*Problem to solve*. Below are some records: retype them all exactly, but not the pictures.

Stored records:
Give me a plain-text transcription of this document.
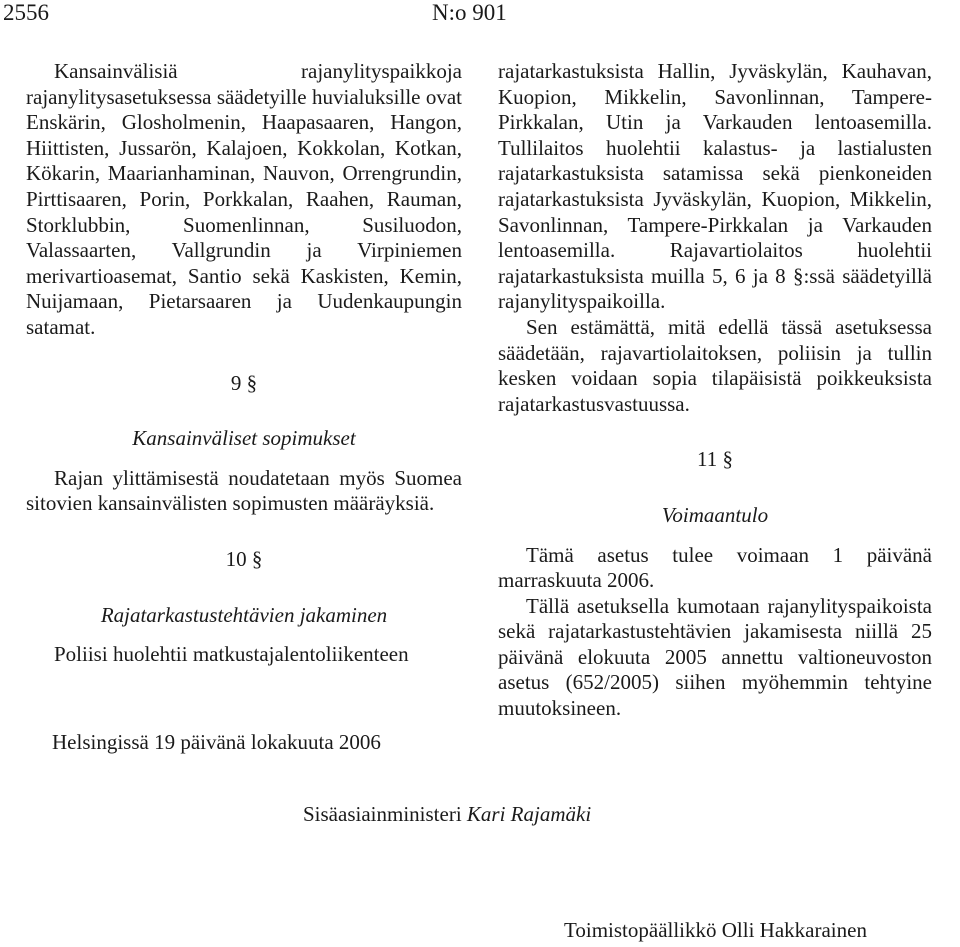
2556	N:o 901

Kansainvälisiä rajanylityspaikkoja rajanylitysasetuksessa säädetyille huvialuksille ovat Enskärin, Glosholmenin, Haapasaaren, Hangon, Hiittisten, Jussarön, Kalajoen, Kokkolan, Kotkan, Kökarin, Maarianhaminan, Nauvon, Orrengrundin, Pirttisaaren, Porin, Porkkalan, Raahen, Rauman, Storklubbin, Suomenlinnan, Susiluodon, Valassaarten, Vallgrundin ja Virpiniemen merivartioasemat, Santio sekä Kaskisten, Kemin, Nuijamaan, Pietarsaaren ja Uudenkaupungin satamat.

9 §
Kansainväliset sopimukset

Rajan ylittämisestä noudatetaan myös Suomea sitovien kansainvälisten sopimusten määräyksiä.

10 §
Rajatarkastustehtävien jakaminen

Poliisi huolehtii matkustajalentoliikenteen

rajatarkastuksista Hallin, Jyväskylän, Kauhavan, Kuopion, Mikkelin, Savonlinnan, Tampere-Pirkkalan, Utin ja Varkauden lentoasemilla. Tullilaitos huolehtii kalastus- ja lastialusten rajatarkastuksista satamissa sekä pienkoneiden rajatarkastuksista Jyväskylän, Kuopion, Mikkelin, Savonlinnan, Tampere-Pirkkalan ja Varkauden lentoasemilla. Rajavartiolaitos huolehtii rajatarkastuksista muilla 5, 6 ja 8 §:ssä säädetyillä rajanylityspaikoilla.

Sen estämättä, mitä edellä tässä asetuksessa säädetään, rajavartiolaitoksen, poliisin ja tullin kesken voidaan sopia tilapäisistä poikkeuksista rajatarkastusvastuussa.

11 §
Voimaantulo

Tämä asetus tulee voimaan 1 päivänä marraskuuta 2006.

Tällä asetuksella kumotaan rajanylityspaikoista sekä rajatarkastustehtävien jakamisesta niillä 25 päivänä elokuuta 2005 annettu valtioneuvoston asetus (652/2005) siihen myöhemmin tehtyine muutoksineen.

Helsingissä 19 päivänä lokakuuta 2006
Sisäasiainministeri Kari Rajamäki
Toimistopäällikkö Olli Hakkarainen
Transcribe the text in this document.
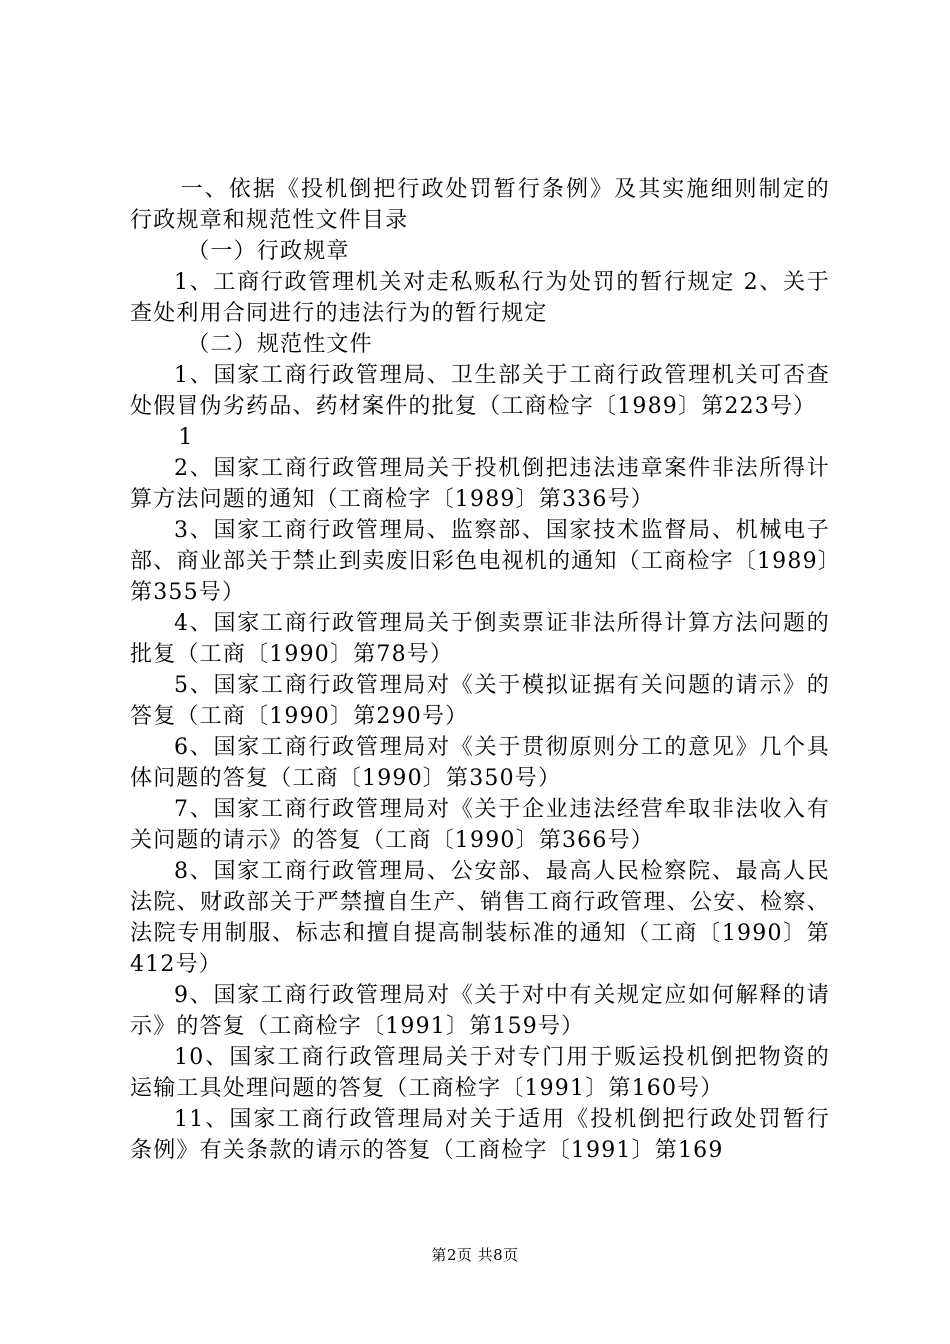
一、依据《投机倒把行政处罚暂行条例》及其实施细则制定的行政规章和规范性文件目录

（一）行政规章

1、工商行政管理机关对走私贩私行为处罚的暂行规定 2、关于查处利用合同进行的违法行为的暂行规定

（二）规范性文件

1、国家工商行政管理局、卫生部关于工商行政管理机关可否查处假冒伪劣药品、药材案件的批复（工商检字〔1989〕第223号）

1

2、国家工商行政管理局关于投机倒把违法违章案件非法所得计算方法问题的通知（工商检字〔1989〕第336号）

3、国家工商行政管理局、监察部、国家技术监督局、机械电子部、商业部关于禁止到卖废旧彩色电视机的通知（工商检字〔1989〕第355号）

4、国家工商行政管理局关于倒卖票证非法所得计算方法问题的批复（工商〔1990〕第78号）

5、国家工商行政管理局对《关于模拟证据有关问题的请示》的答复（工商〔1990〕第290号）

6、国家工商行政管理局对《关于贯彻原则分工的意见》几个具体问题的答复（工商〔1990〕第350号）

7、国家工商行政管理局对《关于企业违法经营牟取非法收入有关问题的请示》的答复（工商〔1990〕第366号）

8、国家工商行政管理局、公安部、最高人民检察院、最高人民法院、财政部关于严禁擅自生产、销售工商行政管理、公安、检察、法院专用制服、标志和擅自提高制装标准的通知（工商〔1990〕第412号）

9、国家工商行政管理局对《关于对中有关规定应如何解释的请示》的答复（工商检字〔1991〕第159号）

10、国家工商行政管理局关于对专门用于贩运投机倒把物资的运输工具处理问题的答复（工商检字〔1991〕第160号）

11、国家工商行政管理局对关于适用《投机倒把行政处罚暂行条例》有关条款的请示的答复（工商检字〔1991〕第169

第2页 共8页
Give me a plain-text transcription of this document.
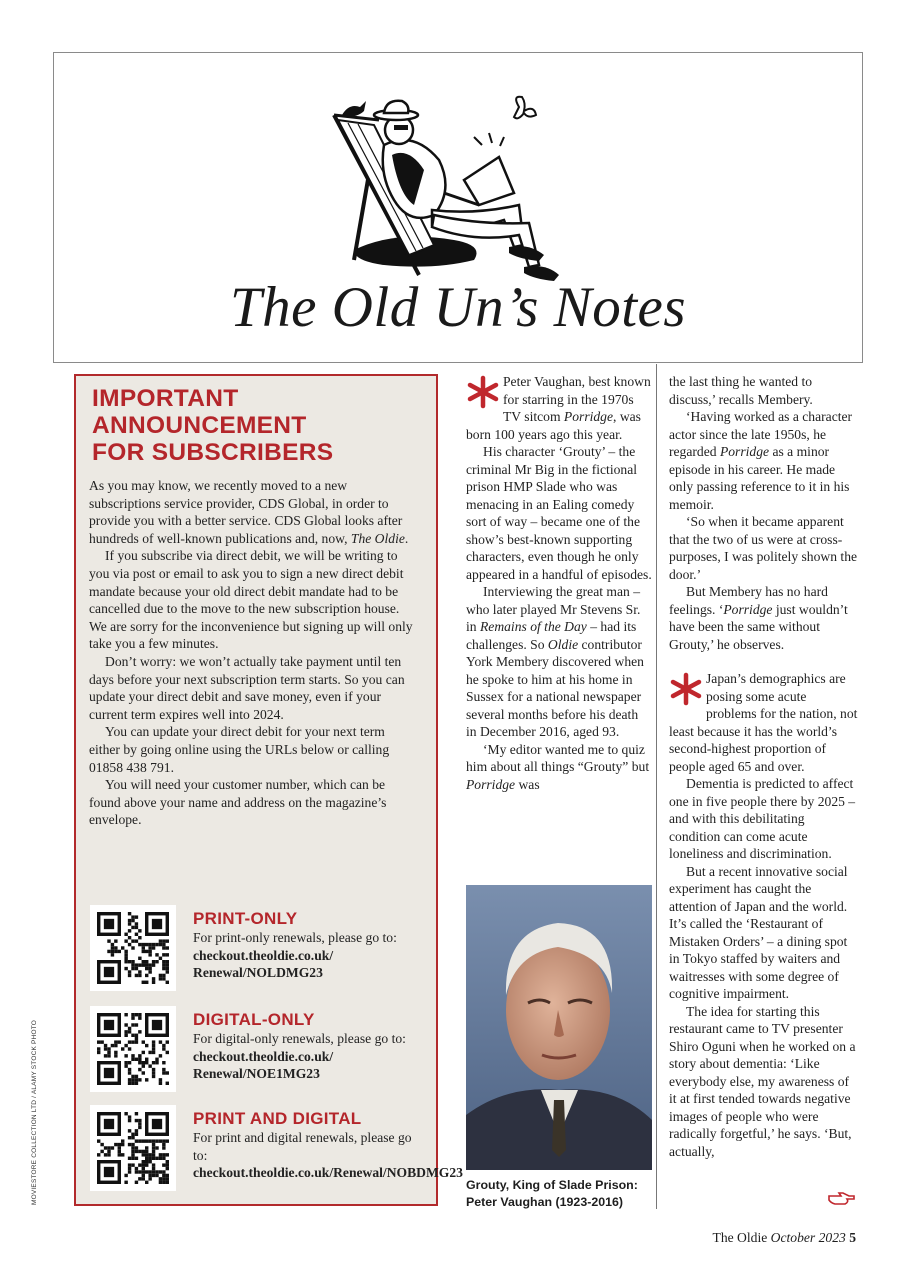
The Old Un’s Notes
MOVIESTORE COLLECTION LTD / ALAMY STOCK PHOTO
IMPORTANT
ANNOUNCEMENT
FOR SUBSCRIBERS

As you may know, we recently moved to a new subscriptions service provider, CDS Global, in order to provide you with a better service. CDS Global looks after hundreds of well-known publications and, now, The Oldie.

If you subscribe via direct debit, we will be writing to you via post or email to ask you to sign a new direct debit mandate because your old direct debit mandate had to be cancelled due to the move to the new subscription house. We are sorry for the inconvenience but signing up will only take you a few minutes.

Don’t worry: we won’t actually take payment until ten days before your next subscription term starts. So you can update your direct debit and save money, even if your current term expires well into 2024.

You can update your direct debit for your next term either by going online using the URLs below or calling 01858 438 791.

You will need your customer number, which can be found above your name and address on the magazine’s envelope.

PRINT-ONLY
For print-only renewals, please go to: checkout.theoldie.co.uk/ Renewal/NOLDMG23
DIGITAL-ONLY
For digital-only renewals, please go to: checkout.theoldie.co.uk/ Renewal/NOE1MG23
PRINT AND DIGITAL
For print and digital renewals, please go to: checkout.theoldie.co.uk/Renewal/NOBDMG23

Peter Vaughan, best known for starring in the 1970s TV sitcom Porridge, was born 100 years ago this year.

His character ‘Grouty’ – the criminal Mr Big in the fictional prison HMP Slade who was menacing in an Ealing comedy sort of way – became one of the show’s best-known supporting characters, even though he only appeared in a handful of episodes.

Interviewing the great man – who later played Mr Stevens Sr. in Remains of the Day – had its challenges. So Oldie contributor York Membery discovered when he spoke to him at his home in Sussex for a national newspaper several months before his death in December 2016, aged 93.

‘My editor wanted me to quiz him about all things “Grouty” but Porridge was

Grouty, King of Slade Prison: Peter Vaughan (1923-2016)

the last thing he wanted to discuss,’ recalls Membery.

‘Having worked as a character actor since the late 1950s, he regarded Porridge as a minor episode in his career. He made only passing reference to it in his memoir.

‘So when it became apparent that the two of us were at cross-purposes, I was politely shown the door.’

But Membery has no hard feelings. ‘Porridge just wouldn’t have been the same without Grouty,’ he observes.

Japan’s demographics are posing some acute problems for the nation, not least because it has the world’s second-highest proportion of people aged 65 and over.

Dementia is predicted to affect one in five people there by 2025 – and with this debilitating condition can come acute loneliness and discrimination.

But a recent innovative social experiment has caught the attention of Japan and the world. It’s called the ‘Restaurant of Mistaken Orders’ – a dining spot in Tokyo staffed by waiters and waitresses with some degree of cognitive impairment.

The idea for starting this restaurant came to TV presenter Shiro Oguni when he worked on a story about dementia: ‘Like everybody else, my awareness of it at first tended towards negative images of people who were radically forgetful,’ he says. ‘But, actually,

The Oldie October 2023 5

*Exercise output*.
Give me a plain-text transcription of this document.
2556	N:o 901

Kansainvälisiä rajanylityspaikkoja rajanylitysasetuksessa säädetyille huvialuksille ovat Enskärin, Glosholmenin, Haapasaaren, Hangon, Hiittisten, Jussarön, Kalajoen, Kokkolan, Kotkan, Kökarin, Maarianhaminan, Nauvon, Orrengrundin, Pirttisaaren, Porin, Porkkalan, Raahen, Rauman, Storklubbin, Suomenlinnan, Susiluodon, Valassaarten, Vallgrundin ja Virpiniemen merivartioasemat, Santio sekä Kaskisten, Kemin, Nuijamaan, Pietarsaaren ja Uudenkaupungin satamat.

9 §
Kansainväliset sopimukset

Rajan ylittämisestä noudatetaan myös Suomea sitovien kansainvälisten sopimusten määräyksiä.

10 §
Rajatarkastustehtävien jakaminen

Poliisi huolehtii matkustajalentoliikenteen

rajatarkastuksista Hallin, Jyväskylän, Kauhavan, Kuopion, Mikkelin, Savonlinnan, Tampere-Pirkkalan, Utin ja Varkauden lentoasemilla. Tullilaitos huolehtii kalastus- ja lastialusten rajatarkastuksista satamissa sekä pienkoneiden rajatarkastuksista Jyväskylän, Kuopion, Mikkelin, Savonlinnan, Tampere-Pirkkalan ja Varkauden lentoasemilla. Rajavartiolaitos huolehtii rajatarkastuksista muilla 5, 6 ja 8 §:ssä säädetyillä rajanylityspaikoilla.

Sen estämättä, mitä edellä tässä asetuksessa säädetään, rajavartiolaitoksen, poliisin ja tullin kesken voidaan sopia tilapäisistä poikkeuksista rajatarkastusvastuussa.

11 §
Voimaantulo

Tämä asetus tulee voimaan 1 päivänä marraskuuta 2006.

Tällä asetuksella kumotaan rajanylityspaikoista sekä rajatarkastustehtävien jakamisesta niillä 25 päivänä elokuuta 2005 annettu valtioneuvoston asetus (652/2005) siihen myöhemmin tehtyine muutoksineen.

Helsingissä 19 päivänä lokakuuta 2006
Sisäasiainministeri Kari Rajamäki
Toimistopäällikkö Olli Hakkarainen
Transcribe the text in this document.
一、依据《投机倒把行政处罚暂行条例》及其实施细则制定的行政规章和规范性文件目录

（一）行政规章

1、工商行政管理机关对走私贩私行为处罚的暂行规定 2、关于查处利用合同进行的违法行为的暂行规定

（二）规范性文件

1、国家工商行政管理局、卫生部关于工商行政管理机关可否查处假冒伪劣药品、药材案件的批复（工商检字〔1989〕第223号）

1

2、国家工商行政管理局关于投机倒把违法违章案件非法所得计算方法问题的通知（工商检字〔1989〕第336号）

3、国家工商行政管理局、监察部、国家技术监督局、机械电子部、商业部关于禁止到卖废旧彩色电视机的通知（工商检字〔1989〕第355号）

4、国家工商行政管理局关于倒卖票证非法所得计算方法问题的批复（工商〔1990〕第78号）

5、国家工商行政管理局对《关于模拟证据有关问题的请示》的答复（工商〔1990〕第290号）

6、国家工商行政管理局对《关于贯彻原则分工的意见》几个具体问题的答复（工商〔1990〕第350号）

7、国家工商行政管理局对《关于企业违法经营牟取非法收入有关问题的请示》的答复（工商〔1990〕第366号）

8、国家工商行政管理局、公安部、最高人民检察院、最高人民法院、财政部关于严禁擅自生产、销售工商行政管理、公安、检察、法院专用制服、标志和擅自提高制装标准的通知（工商〔1990〕第412号）

9、国家工商行政管理局对《关于对中有关规定应如何解释的请示》的答复（工商检字〔1991〕第159号）

10、国家工商行政管理局关于对专门用于贩运投机倒把物资的运输工具处理问题的答复（工商检字〔1991〕第160号）

11、国家工商行政管理局对关于适用《投机倒把行政处罚暂行条例》有关条款的请示的答复（工商检字〔1991〕第169

第2页 共8页
Give me a plain-text transcription of this document.
The Old Un’s Notes
MOVIESTORE COLLECTION LTD / ALAMY STOCK PHOTO
IMPORTANT
ANNOUNCEMENT
FOR SUBSCRIBERS

As you may know, we recently moved to a new subscriptions service provider, CDS Global, in order to provide you with a better service. CDS Global looks after hundreds of well-known publications and, now, The Oldie.

If you subscribe via direct debit, we will be writing to you via post or email to ask you to sign a new direct debit mandate because your old direct debit mandate had to be cancelled due to the move to the new subscription house. We are sorry for the inconvenience but signing up will only take you a few minutes.

Don’t worry: we won’t actually take payment until ten days before your next subscription term starts. So you can update your direct debit and save money, even if your current term expires well into 2024.

You can update your direct debit for your next term either by going online using the URLs below or calling 01858 438 791.

You will need your customer number, which can be found above your name and address on the magazine’s envelope.

PRINT-ONLY
For print-only renewals, please go to: checkout.theoldie.co.uk/ Renewal/NOLDMG23
DIGITAL-ONLY
For digital-only renewals, please go to: checkout.theoldie.co.uk/ Renewal/NOE1MG23
PRINT AND DIGITAL
For print and digital renewals, please go to: checkout.theoldie.co.uk/Renewal/NOBDMG23

Peter Vaughan, best known for starring in the 1970s TV sitcom Porridge, was born 100 years ago this year.

His character ‘Grouty’ – the criminal Mr Big in the fictional prison HMP Slade who was menacing in an Ealing comedy sort of way – became one of the show’s best-known supporting characters, even though he only appeared in a handful of episodes.

Interviewing the great man – who later played Mr Stevens Sr. in Remains of the Day – had its challenges. So Oldie contributor York Membery discovered when he spoke to him at his home in Sussex for a national newspaper several months before his death in December 2016, aged 93.

‘My editor wanted me to quiz him about all things “Grouty” but Porridge was

Grouty, King of Slade Prison: Peter Vaughan (1923-2016)

the last thing he wanted to discuss,’ recalls Membery.

‘Having worked as a character actor since the late 1950s, he regarded Porridge as a minor episode in his career. He made only passing reference to it in his memoir.

‘So when it became apparent that the two of us were at cross-purposes, I was politely shown the door.’

But Membery has no hard feelings. ‘Porridge just wouldn’t have been the same without Grouty,’ he observes.

Japan’s demographics are posing some acute problems for the nation, not least because it has the world’s second-highest proportion of people aged 65 and over.

Dementia is predicted to affect one in five people there by 2025 – and with this debilitating condition can come acute loneliness and discrimination.

But a recent innovative social experiment has caught the attention of Japan and the world. It’s called the ‘Restaurant of Mistaken Orders’ – a dining spot in Tokyo staffed by waiters and waitresses with some degree of cognitive impairment.

The idea for starting this restaurant came to TV presenter Shiro Oguni when he worked on a story about dementia: ‘Like everybody else, my awareness of it at first tended towards negative images of people who were radically forgetful,’ he says. ‘But, actually,

The Oldie October 2023 5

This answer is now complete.